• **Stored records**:
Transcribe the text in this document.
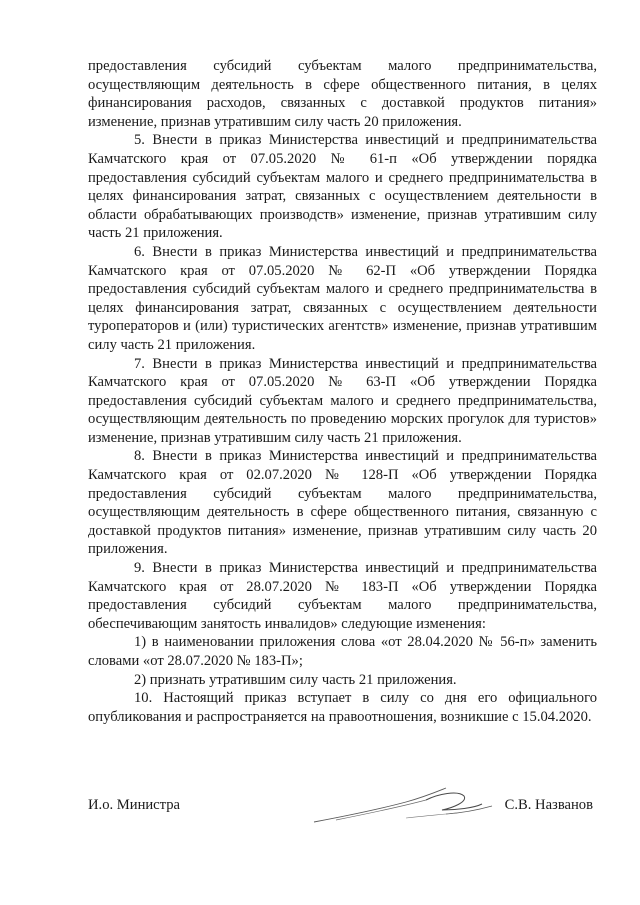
предоставления субсидий субъектам малого предпринимательства, осуществляющим деятельность в сфере общественного питания, в целях финансирования расходов, связанных с доставкой продуктов питания» изменение, признав утратившим силу часть 20 приложения.

5. Внести в приказ Министерства инвестиций и предпринимательства Камчатского края от 07.05.2020 № 61-п «Об утверждении порядка предоставления субсидий субъектам малого и среднего предпринимательства в целях финансирования затрат, связанных с осуществлением деятельности в области обрабатывающих производств» изменение, признав утратившим силу часть 21 приложения.

6. Внести в приказ Министерства инвестиций и предпринимательства Камчатского края от 07.05.2020 № 62-П «Об утверждении Порядка предоставления субсидий субъектам малого и среднего предпринимательства в целях финансирования затрат, связанных с осуществлением деятельности туроператоров и (или) туристических агентств» изменение, признав утратившим силу часть 21 приложения.

7. Внести в приказ Министерства инвестиций и предпринимательства Камчатского края от 07.05.2020 № 63-П «Об утверждении Порядка предоставления субсидий субъектам малого и среднего предпринимательства, осуществляющим деятельность по проведению морских прогулок для туристов» изменение, признав утратившим силу часть 21 приложения.

8. Внести в приказ Министерства инвестиций и предпринимательства Камчатского края от 02.07.2020 № 128-П «Об утверждении Порядка предоставления субсидий субъектам малого предпринимательства, осуществляющим деятельность в сфере общественного питания, связанную с доставкой продуктов питания» изменение, признав утратившим силу часть 20 приложения.

9. Внести в приказ Министерства инвестиций и предпринимательства Камчатского края от 28.07.2020 № 183-П «Об утверждении Порядка предоставления субсидий субъектам малого предпринимательства, обеспечивающим занятость инвалидов» следующие изменения:

1) в наименовании приложения слова «от 28.04.2020 № 56-п» заменить словами «от 28.07.2020 № 183-П»;

2) признать утратившим силу часть 21 приложения.

10. Настоящий приказ вступает в силу со дня его официального опубликования и распространяется на правоотношения, возникшие с 15.04.2020.

И.о. Министра	С.В. Названов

• **Your objective**:
Write out each entry exactly as given, omitting any picture.

• **Worked answer**:
Transcribe the text in this document.
предоставления субсидий субъектам малого предпринимательства, осуществляющим деятельность в сфере общественного питания, в целях финансирования расходов, связанных с доставкой продуктов питания» изменение, признав утратившим силу часть 20 приложения.

5. Внести в приказ Министерства инвестиций и предпринимательства Камчатского края от 07.05.2020 № 61-п «Об утверждении порядка предоставления субсидий субъектам малого и среднего предпринимательства в целях финансирования затрат, связанных с осуществлением деятельности в области обрабатывающих производств» изменение, признав утратившим силу часть 21 приложения.

6. Внести в приказ Министерства инвестиций и предпринимательства Камчатского края от 07.05.2020 № 62-П «Об утверждении Порядка предоставления субсидий субъектам малого и среднего предпринимательства в целях финансирования затрат, связанных с осуществлением деятельности туроператоров и (или) туристических агентств» изменение, признав утратившим силу часть 21 приложения.

7. Внести в приказ Министерства инвестиций и предпринимательства Камчатского края от 07.05.2020 № 63-П «Об утверждении Порядка предоставления субсидий субъектам малого и среднего предпринимательства, осуществляющим деятельность по проведению морских прогулок для туристов» изменение, признав утратившим силу часть 21 приложения.

8. Внести в приказ Министерства инвестиций и предпринимательства Камчатского края от 02.07.2020 № 128-П «Об утверждении Порядка предоставления субсидий субъектам малого предпринимательства, осуществляющим деятельность в сфере общественного питания, связанную с доставкой продуктов питания» изменение, признав утратившим силу часть 20 приложения.

9. Внести в приказ Министерства инвестиций и предпринимательства Камчатского края от 28.07.2020 № 183-П «Об утверждении Порядка предоставления субсидий субъектам малого предпринимательства, обеспечивающим занятость инвалидов» следующие изменения:

1) в наименовании приложения слова «от 28.04.2020 № 56-п» заменить словами «от 28.07.2020 № 183-П»;

2) признать утратившим силу часть 21 приложения.

10. Настоящий приказ вступает в силу со дня его официального опубликования и распространяется на правоотношения, возникшие с 15.04.2020.

И.о. Министра	С.В. Названов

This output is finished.